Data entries
***

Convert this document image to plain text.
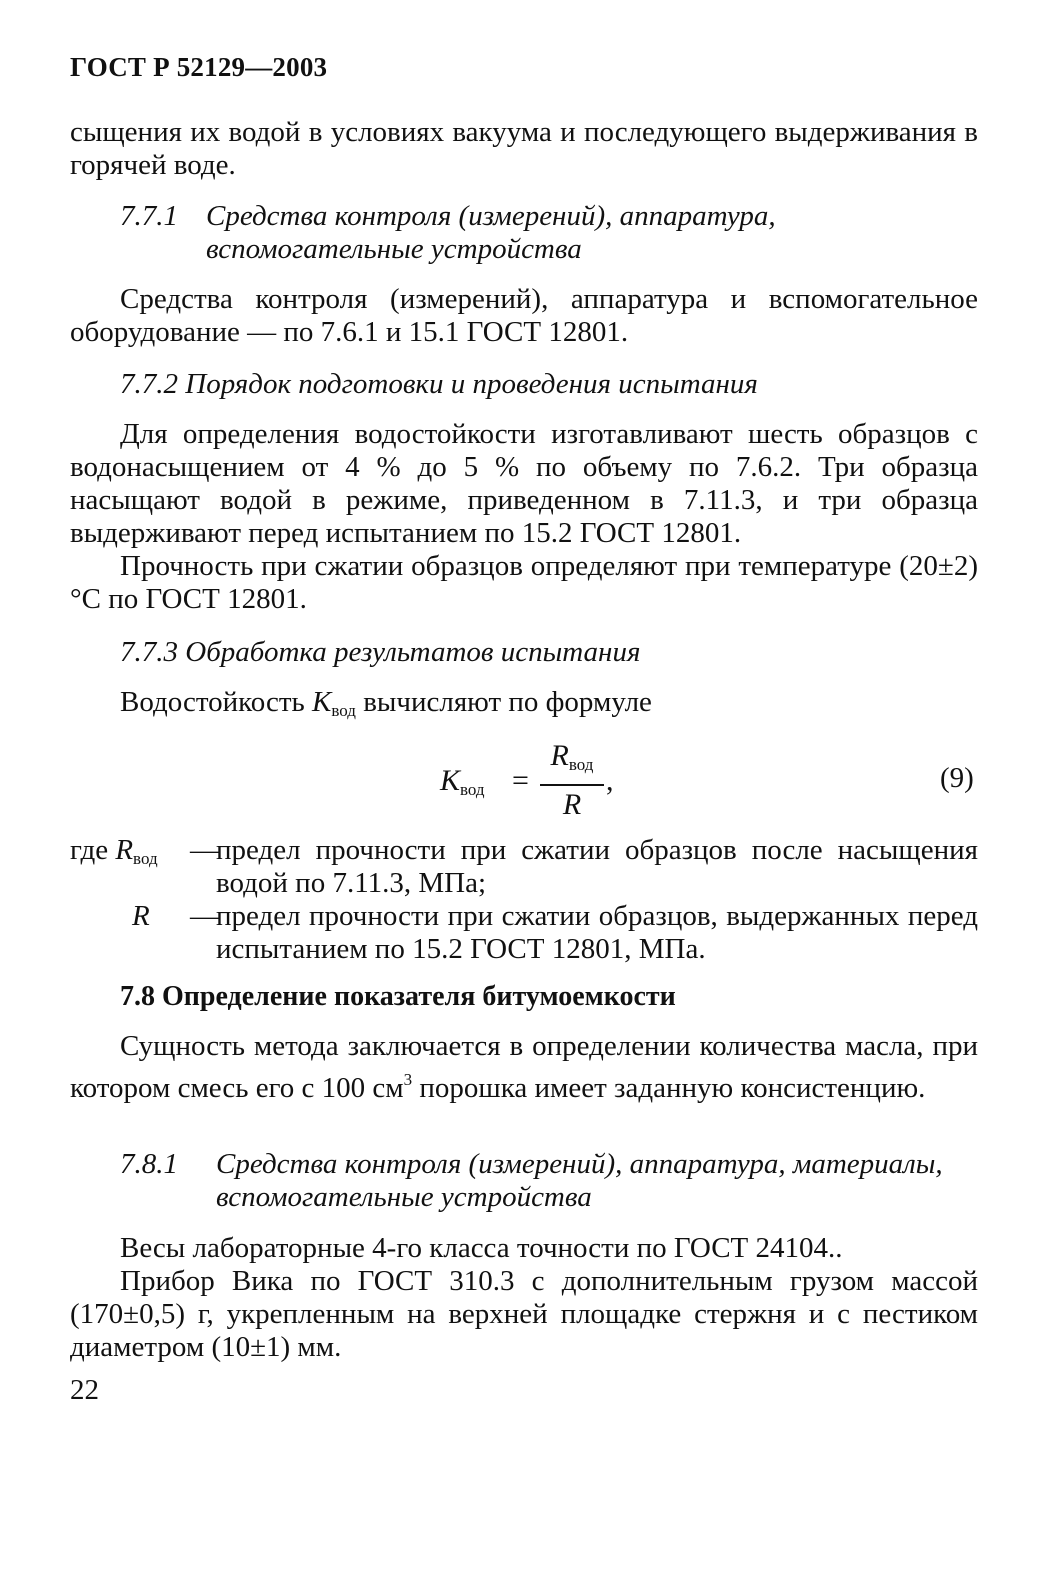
ГОСТ Р 52129—2003

сыщения их водой в условиях вакуума и последующего выдерживания в горячей воде.

7.7.1 Средства контроля (измерений), аппаратура, вспомогательные устройства

Средства контроля (измерений), аппаратура и вспомогательное оборудование — по 7.6.1 и 15.1 ГОСТ 12801.

7.7.2 Порядок подготовки и проведения испытания

Для определения водостойкости изготавливают шесть образцов с водонасыщением от 4 % до 5 % по объему по 7.6.2. Три образца насыщают водой в режиме, приведенном в 7.11.3, и три образца выдерживают перед испытанием по 15.2 ГОСТ 12801.

Прочность при сжатии образцов определяют при температуре (20±2) °С по ГОСТ 12801.

7.7.3 Обработка результатов испытания

Водостойкость $K_{вод}$ вычисляют по формуле

$K_{вод}$ =
$R_{вод}$
R
,	(9)
где $R_{вод}$ —
предел прочности при сжатии образцов после насыщения водой по 7.11.3, МПа;
R —
предел прочности при сжатии образцов, выдержанных перед испытанием по 15.2 ГОСТ 12801, МПа.
7.8 Определение показателя битумоемкости

Сущность метода заключается в определении количества масла, при котором смесь его с 100 $см^3$ порошка имеет заданную консистенцию.

7.8.1 Средства контроля (измерений), аппаратура, материалы, вспомогательные устройства

Весы лабораторные 4-го класса точности по ГОСТ 24104..

Прибор Вика по ГОСТ 310.3 с дополнительным грузом массой (170±0,5) г, укрепленным на верхней площадке стержня и с пестиком диаметром (10±1) мм.

22
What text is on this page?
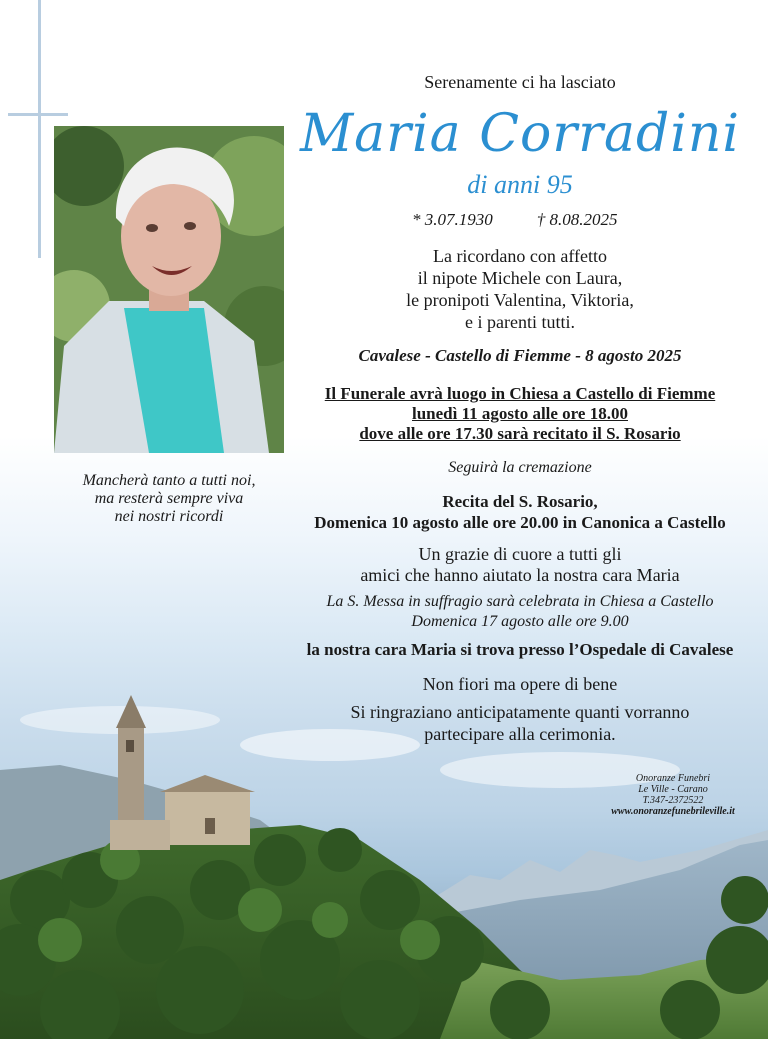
Serenamente ci ha lasciato
Maria Corradini
di anni 95
* 3.07.1930	† 8.08.2025
La ricordano con affetto
il nipote Michele con Laura,
le pronipoti Valentina, Viktoria,
e i parenti tutti.
Cavalese - Castello di Fiemme - 8 agosto 2025
Il Funerale avrà luogo in Chiesa a Castello di Fiemme
lunedì 11 agosto alle ore 18.00
dove alle ore 17.30 sarà recitato il S. Rosario
Seguirà la cremazione
Recita del S. Rosario,
Domenica 10 agosto alle ore 20.00 in Canonica a Castello
Un grazie di cuore a tutti gli
amici che hanno aiutato la nostra cara Maria
La S. Messa in suffragio sarà celebrata in Chiesa a Castello
Domenica 17 agosto alle ore 9.00
la nostra cara Maria si trova presso l’Ospedale di Cavalese
Non fiori ma opere di bene
Si ringraziano anticipatamente quanti vorranno
partecipare alla cerimonia.
Mancherà tanto a tutti noi,
ma resterà sempre viva
nei nostri ricordi
Onoranze Funebri
Le Ville - Carano
T.347-2372522
www.onoranzefunebrileville.it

***

◆ Written instruction ◆
Repeat verbatim the range of lines that opens at the line containing "What text is on this page?" and closes at the last line of the entries, excluding all pictures.

◆ Expected answer ◆
What text is on this page?
Serenamente ci ha lasciato
Maria Corradini
di anni 95
* 3.07.1930	† 8.08.2025
La ricordano con affetto
il nipote Michele con Laura,
le pronipoti Valentina, Viktoria,
e i parenti tutti.
Cavalese - Castello di Fiemme - 8 agosto 2025
Il Funerale avrà luogo in Chiesa a Castello di Fiemme
lunedì 11 agosto alle ore 18.00
dove alle ore 17.30 sarà recitato il S. Rosario
Seguirà la cremazione
Recita del S. Rosario,
Domenica 10 agosto alle ore 20.00 in Canonica a Castello
Un grazie di cuore a tutti gli
amici che hanno aiutato la nostra cara Maria
La S. Messa in suffragio sarà celebrata in Chiesa a Castello
Domenica 17 agosto alle ore 9.00
la nostra cara Maria si trova presso l’Ospedale di Cavalese
Non fiori ma opere di bene
Si ringraziano anticipatamente quanti vorranno
partecipare alla cerimonia.
Mancherà tanto a tutti noi,
ma resterà sempre viva
nei nostri ricordi
Onoranze Funebri
Le Ville - Carano
T.347-2372522
www.onoranzefunebrileville.it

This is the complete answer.